>> START Record set
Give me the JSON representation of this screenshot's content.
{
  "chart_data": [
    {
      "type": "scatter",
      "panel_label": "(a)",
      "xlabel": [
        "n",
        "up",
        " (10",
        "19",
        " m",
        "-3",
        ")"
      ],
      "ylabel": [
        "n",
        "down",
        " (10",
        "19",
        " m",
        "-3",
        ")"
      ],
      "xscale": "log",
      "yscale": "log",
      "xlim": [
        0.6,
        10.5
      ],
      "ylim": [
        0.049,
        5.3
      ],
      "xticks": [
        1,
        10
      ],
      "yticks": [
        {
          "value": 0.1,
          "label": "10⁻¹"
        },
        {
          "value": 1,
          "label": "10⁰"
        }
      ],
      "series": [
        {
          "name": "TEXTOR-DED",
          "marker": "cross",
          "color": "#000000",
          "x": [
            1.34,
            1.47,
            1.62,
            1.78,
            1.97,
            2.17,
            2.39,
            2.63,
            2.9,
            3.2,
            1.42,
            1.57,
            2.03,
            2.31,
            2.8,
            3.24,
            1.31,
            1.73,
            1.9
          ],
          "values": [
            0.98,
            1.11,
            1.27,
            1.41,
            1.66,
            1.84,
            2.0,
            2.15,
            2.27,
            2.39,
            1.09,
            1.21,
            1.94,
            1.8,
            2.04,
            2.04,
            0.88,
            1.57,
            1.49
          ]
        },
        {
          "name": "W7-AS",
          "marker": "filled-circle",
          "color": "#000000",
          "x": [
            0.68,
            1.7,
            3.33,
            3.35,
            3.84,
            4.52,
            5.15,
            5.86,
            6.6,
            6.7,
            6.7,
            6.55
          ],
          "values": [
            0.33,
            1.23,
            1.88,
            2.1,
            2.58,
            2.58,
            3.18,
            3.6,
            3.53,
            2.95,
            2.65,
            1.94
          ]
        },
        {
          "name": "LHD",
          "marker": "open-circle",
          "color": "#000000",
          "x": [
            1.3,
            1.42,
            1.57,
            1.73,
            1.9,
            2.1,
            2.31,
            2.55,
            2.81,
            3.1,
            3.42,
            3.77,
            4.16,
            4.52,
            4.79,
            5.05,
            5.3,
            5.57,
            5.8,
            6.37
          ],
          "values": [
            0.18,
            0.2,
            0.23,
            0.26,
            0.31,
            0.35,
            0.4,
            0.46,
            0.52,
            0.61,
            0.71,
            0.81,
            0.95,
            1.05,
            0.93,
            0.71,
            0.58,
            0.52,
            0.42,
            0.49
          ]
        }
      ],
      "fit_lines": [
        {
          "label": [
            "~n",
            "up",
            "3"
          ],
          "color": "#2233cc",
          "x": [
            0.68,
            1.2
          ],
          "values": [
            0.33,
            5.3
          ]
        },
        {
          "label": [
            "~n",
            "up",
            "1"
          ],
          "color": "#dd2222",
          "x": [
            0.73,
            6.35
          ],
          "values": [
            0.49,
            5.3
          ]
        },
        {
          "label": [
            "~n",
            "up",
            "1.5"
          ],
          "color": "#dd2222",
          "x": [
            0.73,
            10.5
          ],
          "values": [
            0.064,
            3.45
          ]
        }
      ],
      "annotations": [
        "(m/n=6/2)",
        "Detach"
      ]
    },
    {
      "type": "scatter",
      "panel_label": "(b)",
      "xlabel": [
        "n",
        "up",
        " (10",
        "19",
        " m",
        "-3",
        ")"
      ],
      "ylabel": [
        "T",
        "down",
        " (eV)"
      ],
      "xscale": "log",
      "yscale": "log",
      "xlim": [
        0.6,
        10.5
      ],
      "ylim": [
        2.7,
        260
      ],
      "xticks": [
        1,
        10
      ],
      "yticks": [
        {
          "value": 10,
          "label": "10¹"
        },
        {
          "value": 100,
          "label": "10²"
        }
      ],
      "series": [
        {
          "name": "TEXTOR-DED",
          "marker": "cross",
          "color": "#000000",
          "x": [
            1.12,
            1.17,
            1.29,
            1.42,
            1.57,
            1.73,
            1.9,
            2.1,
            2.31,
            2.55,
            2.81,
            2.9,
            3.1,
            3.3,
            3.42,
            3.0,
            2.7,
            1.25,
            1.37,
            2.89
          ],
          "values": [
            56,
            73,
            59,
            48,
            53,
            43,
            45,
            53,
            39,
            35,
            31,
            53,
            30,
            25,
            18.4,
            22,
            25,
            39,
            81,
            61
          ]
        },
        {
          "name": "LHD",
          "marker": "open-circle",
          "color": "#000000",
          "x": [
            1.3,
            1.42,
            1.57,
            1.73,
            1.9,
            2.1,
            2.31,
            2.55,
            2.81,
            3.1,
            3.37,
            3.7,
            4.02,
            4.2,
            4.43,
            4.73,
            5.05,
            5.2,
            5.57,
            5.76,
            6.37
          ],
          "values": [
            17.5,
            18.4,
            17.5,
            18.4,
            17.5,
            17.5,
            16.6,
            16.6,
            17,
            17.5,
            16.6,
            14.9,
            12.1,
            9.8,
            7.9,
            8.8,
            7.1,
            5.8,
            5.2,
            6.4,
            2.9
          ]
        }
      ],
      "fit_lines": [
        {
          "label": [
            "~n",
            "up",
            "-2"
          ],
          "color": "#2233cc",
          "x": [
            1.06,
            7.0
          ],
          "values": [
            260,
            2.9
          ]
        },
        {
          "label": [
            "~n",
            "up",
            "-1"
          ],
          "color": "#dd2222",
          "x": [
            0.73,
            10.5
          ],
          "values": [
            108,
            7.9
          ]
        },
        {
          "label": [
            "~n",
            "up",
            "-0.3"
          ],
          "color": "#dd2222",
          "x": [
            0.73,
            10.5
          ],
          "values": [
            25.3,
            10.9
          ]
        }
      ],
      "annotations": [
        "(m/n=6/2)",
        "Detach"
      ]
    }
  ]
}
>> END Record set
Directions for this task: Transcribe the material above word for word.

Exercise solution:
Give me the JSON representation of this screenshot's content.
{
  "chart_data": [
    {
      "type": "scatter",
      "panel_label": "(a)",
      "xlabel": [
        "n",
        "up",
        " (10",
        "19",
        " m",
        "-3",
        ")"
      ],
      "ylabel": [
        "n",
        "down",
        " (10",
        "19",
        " m",
        "-3",
        ")"
      ],
      "xscale": "log",
      "yscale": "log",
      "xlim": [
        0.6,
        10.5
      ],
      "ylim": [
        0.049,
        5.3
      ],
      "xticks": [
        1,
        10
      ],
      "yticks": [
        {
          "value": 0.1,
          "label": "10⁻¹"
        },
        {
          "value": 1,
          "label": "10⁰"
        }
      ],
      "series": [
        {
          "name": "TEXTOR-DED",
          "marker": "cross",
          "color": "#000000",
          "x": [
            1.34,
            1.47,
            1.62,
            1.78,
            1.97,
            2.17,
            2.39,
            2.63,
            2.9,
            3.2,
            1.42,
            1.57,
            2.03,
            2.31,
            2.8,
            3.24,
            1.31,
            1.73,
            1.9
          ],
          "values": [
            0.98,
            1.11,
            1.27,
            1.41,
            1.66,
            1.84,
            2.0,
            2.15,
            2.27,
            2.39,
            1.09,
            1.21,
            1.94,
            1.8,
            2.04,
            2.04,
            0.88,
            1.57,
            1.49
          ]
        },
        {
          "name": "W7-AS",
          "marker": "filled-circle",
          "color": "#000000",
          "x": [
            0.68,
            1.7,
            3.33,
            3.35,
            3.84,
            4.52,
            5.15,
            5.86,
            6.6,
            6.7,
            6.7,
            6.55
          ],
          "values": [
            0.33,
            1.23,
            1.88,
            2.1,
            2.58,
            2.58,
            3.18,
            3.6,
            3.53,
            2.95,
            2.65,
            1.94
          ]
        },
        {
          "name": "LHD",
          "marker": "open-circle",
          "color": "#000000",
          "x": [
            1.3,
            1.42,
            1.57,
            1.73,
            1.9,
            2.1,
            2.31,
            2.55,
            2.81,
            3.1,
            3.42,
            3.77,
            4.16,
            4.52,
            4.79,
            5.05,
            5.3,
            5.57,
            5.8,
            6.37
          ],
          "values": [
            0.18,
            0.2,
            0.23,
            0.26,
            0.31,
            0.35,
            0.4,
            0.46,
            0.52,
            0.61,
            0.71,
            0.81,
            0.95,
            1.05,
            0.93,
            0.71,
            0.58,
            0.52,
            0.42,
            0.49
          ]
        }
      ],
      "fit_lines": [
        {
          "label": [
            "~n",
            "up",
            "3"
          ],
          "color": "#2233cc",
          "x": [
            0.68,
            1.2
          ],
          "values": [
            0.33,
            5.3
          ]
        },
        {
          "label": [
            "~n",
            "up",
            "1"
          ],
          "color": "#dd2222",
          "x": [
            0.73,
            6.35
          ],
          "values": [
            0.49,
            5.3
          ]
        },
        {
          "label": [
            "~n",
            "up",
            "1.5"
          ],
          "color": "#dd2222",
          "x": [
            0.73,
            10.5
          ],
          "values": [
            0.064,
            3.45
          ]
        }
      ],
      "annotations": [
        "(m/n=6/2)",
        "Detach"
      ]
    },
    {
      "type": "scatter",
      "panel_label": "(b)",
      "xlabel": [
        "n",
        "up",
        " (10",
        "19",
        " m",
        "-3",
        ")"
      ],
      "ylabel": [
        "T",
        "down",
        " (eV)"
      ],
      "xscale": "log",
      "yscale": "log",
      "xlim": [
        0.6,
        10.5
      ],
      "ylim": [
        2.7,
        260
      ],
      "xticks": [
        1,
        10
      ],
      "yticks": [
        {
          "value": 10,
          "label": "10¹"
        },
        {
          "value": 100,
          "label": "10²"
        }
      ],
      "series": [
        {
          "name": "TEXTOR-DED",
          "marker": "cross",
          "color": "#000000",
          "x": [
            1.12,
            1.17,
            1.29,
            1.42,
            1.57,
            1.73,
            1.9,
            2.1,
            2.31,
            2.55,
            2.81,
            2.9,
            3.1,
            3.3,
            3.42,
            3.0,
            2.7,
            1.25,
            1.37,
            2.89
          ],
          "values": [
            56,
            73,
            59,
            48,
            53,
            43,
            45,
            53,
            39,
            35,
            31,
            53,
            30,
            25,
            18.4,
            22,
            25,
            39,
            81,
            61
          ]
        },
        {
          "name": "LHD",
          "marker": "open-circle",
          "color": "#000000",
          "x": [
            1.3,
            1.42,
            1.57,
            1.73,
            1.9,
            2.1,
            2.31,
            2.55,
            2.81,
            3.1,
            3.37,
            3.7,
            4.02,
            4.2,
            4.43,
            4.73,
            5.05,
            5.2,
            5.57,
            5.76,
            6.37
          ],
          "values": [
            17.5,
            18.4,
            17.5,
            18.4,
            17.5,
            17.5,
            16.6,
            16.6,
            17,
            17.5,
            16.6,
            14.9,
            12.1,
            9.8,
            7.9,
            8.8,
            7.1,
            5.8,
            5.2,
            6.4,
            2.9
          ]
        }
      ],
      "fit_lines": [
        {
          "label": [
            "~n",
            "up",
            "-2"
          ],
          "color": "#2233cc",
          "x": [
            1.06,
            7.0
          ],
          "values": [
            260,
            2.9
          ]
        },
        {
          "label": [
            "~n",
            "up",
            "-1"
          ],
          "color": "#dd2222",
          "x": [
            0.73,
            10.5
          ],
          "values": [
            108,
            7.9
          ]
        },
        {
          "label": [
            "~n",
            "up",
            "-0.3"
          ],
          "color": "#dd2222",
          "x": [
            0.73,
            10.5
          ],
          "values": [
            25.3,
            10.9
          ]
        }
      ],
      "annotations": [
        "(m/n=6/2)",
        "Detach"
      ]
    }
  ]
}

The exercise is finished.